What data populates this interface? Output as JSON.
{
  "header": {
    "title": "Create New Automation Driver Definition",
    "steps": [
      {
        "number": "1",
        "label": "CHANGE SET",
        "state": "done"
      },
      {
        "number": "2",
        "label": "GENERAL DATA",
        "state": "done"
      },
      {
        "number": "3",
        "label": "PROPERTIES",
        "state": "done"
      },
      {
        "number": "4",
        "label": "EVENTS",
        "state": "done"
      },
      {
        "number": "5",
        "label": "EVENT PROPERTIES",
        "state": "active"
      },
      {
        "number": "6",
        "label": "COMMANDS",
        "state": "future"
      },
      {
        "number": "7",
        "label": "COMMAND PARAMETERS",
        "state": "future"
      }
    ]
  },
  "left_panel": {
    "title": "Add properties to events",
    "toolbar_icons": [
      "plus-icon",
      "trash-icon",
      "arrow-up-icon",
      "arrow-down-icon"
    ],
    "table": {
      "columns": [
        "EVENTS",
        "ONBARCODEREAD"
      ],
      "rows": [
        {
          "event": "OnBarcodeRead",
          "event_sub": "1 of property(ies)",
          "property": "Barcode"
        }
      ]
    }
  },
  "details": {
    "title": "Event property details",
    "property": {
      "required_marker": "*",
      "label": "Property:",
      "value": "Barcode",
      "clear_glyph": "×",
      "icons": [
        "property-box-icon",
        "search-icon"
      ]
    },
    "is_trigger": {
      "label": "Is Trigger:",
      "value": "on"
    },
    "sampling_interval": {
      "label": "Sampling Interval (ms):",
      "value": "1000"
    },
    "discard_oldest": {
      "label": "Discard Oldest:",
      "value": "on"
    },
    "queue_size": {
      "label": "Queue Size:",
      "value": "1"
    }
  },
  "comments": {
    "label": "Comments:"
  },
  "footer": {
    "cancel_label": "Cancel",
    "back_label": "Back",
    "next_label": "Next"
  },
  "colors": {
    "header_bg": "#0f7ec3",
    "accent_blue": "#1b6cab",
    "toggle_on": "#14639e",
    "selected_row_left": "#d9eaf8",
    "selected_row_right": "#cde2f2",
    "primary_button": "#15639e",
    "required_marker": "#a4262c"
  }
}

===============

## EXERCISE BRIEF
Take the entries and copy them out exactly.

## SOLUTION
What data populates this interface? Output as JSON.
{
  "header": {
    "title": "Create New Automation Driver Definition",
    "steps": [
      {
        "number": "1",
        "label": "CHANGE SET",
        "state": "done"
      },
      {
        "number": "2",
        "label": "GENERAL DATA",
        "state": "done"
      },
      {
        "number": "3",
        "label": "PROPERTIES",
        "state": "done"
      },
      {
        "number": "4",
        "label": "EVENTS",
        "state": "done"
      },
      {
        "number": "5",
        "label": "EVENT PROPERTIES",
        "state": "active"
      },
      {
        "number": "6",
        "label": "COMMANDS",
        "state": "future"
      },
      {
        "number": "7",
        "label": "COMMAND PARAMETERS",
        "state": "future"
      }
    ]
  },
  "left_panel": {
    "title": "Add properties to events",
    "toolbar_icons": [
      "plus-icon",
      "trash-icon",
      "arrow-up-icon",
      "arrow-down-icon"
    ],
    "table": {
      "columns": [
        "EVENTS",
        "ONBARCODEREAD"
      ],
      "rows": [
        {
          "event": "OnBarcodeRead",
          "event_sub": "1 of property(ies)",
          "property": "Barcode"
        }
      ]
    }
  },
  "details": {
    "title": "Event property details",
    "property": {
      "required_marker": "*",
      "label": "Property:",
      "value": "Barcode",
      "clear_glyph": "×",
      "icons": [
        "property-box-icon",
        "search-icon"
      ]
    },
    "is_trigger": {
      "label": "Is Trigger:",
      "value": "on"
    },
    "sampling_interval": {
      "label": "Sampling Interval (ms):",
      "value": "1000"
    },
    "discard_oldest": {
      "label": "Discard Oldest:",
      "value": "on"
    },
    "queue_size": {
      "label": "Queue Size:",
      "value": "1"
    }
  },
  "comments": {
    "label": "Comments:"
  },
  "footer": {
    "cancel_label": "Cancel",
    "back_label": "Back",
    "next_label": "Next"
  },
  "colors": {
    "header_bg": "#0f7ec3",
    "accent_blue": "#1b6cab",
    "toggle_on": "#14639e",
    "selected_row_left": "#d9eaf8",
    "selected_row_right": "#cde2f2",
    "primary_button": "#15639e",
    "required_marker": "#a4262c"
  }
}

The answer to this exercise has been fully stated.